- WRITTEN PROBLEM: Can all of these lines be returned exactly?

Data items:
=====

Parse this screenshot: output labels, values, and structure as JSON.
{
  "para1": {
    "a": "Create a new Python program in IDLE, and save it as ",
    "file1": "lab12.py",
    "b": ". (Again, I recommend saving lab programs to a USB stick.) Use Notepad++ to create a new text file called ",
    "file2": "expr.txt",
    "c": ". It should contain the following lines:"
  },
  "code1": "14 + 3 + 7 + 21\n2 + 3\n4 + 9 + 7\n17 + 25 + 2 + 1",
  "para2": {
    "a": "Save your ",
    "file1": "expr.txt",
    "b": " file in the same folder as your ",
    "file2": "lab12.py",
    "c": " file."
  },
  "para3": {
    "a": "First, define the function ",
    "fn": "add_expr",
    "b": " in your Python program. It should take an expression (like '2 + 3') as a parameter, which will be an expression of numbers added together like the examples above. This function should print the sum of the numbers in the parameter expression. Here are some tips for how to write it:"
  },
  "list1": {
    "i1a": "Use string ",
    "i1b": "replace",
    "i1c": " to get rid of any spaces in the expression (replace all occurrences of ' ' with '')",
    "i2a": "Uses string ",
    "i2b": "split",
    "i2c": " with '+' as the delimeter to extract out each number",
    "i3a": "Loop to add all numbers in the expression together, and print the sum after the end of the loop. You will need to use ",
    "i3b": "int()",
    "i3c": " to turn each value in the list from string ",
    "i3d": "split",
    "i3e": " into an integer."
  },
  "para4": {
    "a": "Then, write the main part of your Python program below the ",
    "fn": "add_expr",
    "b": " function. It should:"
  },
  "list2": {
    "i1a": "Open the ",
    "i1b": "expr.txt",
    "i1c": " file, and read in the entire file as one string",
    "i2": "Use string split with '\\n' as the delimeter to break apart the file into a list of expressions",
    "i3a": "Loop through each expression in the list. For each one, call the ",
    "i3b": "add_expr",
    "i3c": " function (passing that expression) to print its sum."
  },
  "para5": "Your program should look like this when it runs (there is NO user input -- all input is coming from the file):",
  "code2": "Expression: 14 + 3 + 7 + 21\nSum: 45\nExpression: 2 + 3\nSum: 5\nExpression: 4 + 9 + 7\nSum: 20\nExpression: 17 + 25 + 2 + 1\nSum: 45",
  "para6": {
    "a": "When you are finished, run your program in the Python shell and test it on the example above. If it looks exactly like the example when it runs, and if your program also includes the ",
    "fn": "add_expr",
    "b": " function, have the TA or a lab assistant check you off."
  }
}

=====

- TASK SOLUTION:
Parse this screenshot: output labels, values, and structure as JSON.
{
  "para1": {
    "a": "Create a new Python program in IDLE, and save it as ",
    "file1": "lab12.py",
    "b": ". (Again, I recommend saving lab programs to a USB stick.) Use Notepad++ to create a new text file called ",
    "file2": "expr.txt",
    "c": ". It should contain the following lines:"
  },
  "code1": "14 + 3 + 7 + 21\n2 + 3\n4 + 9 + 7\n17 + 25 + 2 + 1",
  "para2": {
    "a": "Save your ",
    "file1": "expr.txt",
    "b": " file in the same folder as your ",
    "file2": "lab12.py",
    "c": " file."
  },
  "para3": {
    "a": "First, define the function ",
    "fn": "add_expr",
    "b": " in your Python program. It should take an expression (like '2 + 3') as a parameter, which will be an expression of numbers added together like the examples above. This function should print the sum of the numbers in the parameter expression. Here are some tips for how to write it:"
  },
  "list1": {
    "i1a": "Use string ",
    "i1b": "replace",
    "i1c": " to get rid of any spaces in the expression (replace all occurrences of ' ' with '')",
    "i2a": "Uses string ",
    "i2b": "split",
    "i2c": " with '+' as the delimeter to extract out each number",
    "i3a": "Loop to add all numbers in the expression together, and print the sum after the end of the loop. You will need to use ",
    "i3b": "int()",
    "i3c": " to turn each value in the list from string ",
    "i3d": "split",
    "i3e": " into an integer."
  },
  "para4": {
    "a": "Then, write the main part of your Python program below the ",
    "fn": "add_expr",
    "b": " function. It should:"
  },
  "list2": {
    "i1a": "Open the ",
    "i1b": "expr.txt",
    "i1c": " file, and read in the entire file as one string",
    "i2": "Use string split with '\\n' as the delimeter to break apart the file into a list of expressions",
    "i3a": "Loop through each expression in the list. For each one, call the ",
    "i3b": "add_expr",
    "i3c": " function (passing that expression) to print its sum."
  },
  "para5": "Your program should look like this when it runs (there is NO user input -- all input is coming from the file):",
  "code2": "Expression: 14 + 3 + 7 + 21\nSum: 45\nExpression: 2 + 3\nSum: 5\nExpression: 4 + 9 + 7\nSum: 20\nExpression: 17 + 25 + 2 + 1\nSum: 45",
  "para6": {
    "a": "When you are finished, run your program in the Python shell and test it on the example above. If it looks exactly like the example when it runs, and if your program also includes the ",
    "fn": "add_expr",
    "b": " function, have the TA or a lab assistant check you off."
  }
}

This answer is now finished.